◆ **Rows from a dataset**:
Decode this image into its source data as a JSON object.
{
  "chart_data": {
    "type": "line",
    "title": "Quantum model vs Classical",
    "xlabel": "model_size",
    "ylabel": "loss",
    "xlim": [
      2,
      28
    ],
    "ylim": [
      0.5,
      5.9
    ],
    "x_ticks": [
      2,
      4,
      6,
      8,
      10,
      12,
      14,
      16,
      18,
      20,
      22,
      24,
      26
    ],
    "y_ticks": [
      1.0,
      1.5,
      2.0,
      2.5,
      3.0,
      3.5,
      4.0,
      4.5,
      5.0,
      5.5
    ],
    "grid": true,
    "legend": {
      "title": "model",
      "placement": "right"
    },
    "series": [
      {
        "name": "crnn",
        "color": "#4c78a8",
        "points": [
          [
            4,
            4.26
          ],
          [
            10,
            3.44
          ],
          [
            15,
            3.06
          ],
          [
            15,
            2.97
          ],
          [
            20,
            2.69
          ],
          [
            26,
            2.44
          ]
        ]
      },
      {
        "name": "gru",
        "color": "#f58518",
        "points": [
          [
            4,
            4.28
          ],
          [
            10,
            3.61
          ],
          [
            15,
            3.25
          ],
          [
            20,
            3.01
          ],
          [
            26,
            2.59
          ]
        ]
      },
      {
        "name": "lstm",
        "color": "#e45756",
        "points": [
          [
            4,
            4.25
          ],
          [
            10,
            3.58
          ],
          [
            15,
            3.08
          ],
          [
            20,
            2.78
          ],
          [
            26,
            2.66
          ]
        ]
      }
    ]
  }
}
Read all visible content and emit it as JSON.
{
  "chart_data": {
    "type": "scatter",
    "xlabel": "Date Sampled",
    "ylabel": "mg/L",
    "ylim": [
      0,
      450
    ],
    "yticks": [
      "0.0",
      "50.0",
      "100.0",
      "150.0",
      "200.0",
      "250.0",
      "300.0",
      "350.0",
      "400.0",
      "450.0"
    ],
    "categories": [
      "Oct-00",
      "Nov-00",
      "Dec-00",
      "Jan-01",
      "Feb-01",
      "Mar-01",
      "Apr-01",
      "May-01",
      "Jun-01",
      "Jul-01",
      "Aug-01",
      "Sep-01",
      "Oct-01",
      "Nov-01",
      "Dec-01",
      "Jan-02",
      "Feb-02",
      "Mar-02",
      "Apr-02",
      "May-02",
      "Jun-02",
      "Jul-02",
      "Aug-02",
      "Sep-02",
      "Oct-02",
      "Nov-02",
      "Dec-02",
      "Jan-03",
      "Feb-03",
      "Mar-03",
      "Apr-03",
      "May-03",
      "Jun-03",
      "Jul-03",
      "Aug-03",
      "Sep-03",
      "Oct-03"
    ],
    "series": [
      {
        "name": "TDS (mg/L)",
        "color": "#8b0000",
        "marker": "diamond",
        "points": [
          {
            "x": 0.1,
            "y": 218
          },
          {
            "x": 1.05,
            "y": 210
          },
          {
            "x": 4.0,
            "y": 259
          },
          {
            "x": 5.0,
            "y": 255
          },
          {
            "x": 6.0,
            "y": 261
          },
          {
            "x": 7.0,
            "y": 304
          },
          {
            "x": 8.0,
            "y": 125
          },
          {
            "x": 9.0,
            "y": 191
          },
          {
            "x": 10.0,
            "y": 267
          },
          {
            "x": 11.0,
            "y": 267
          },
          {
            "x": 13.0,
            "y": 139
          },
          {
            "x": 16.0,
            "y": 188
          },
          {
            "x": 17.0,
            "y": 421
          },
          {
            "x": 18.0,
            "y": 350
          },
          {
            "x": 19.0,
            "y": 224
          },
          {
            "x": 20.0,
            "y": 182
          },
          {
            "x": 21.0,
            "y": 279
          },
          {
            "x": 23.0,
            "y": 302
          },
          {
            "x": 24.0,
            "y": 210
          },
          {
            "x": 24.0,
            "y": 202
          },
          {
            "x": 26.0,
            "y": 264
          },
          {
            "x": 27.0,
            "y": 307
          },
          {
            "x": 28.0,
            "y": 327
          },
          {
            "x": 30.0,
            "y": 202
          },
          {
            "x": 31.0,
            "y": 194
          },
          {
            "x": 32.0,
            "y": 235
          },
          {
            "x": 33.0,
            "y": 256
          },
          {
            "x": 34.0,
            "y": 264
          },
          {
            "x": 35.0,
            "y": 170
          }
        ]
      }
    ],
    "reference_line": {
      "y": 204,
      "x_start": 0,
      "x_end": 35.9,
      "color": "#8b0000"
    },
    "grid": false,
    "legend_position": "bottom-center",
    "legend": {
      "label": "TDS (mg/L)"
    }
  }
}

◆ **WHAT IS REQUIRED**:
Which lines in the data above contain "title"? Show each one.

◆ **TASK SOLUTION**:
    "title": "Quantum model vs Classical",
      "title": "model",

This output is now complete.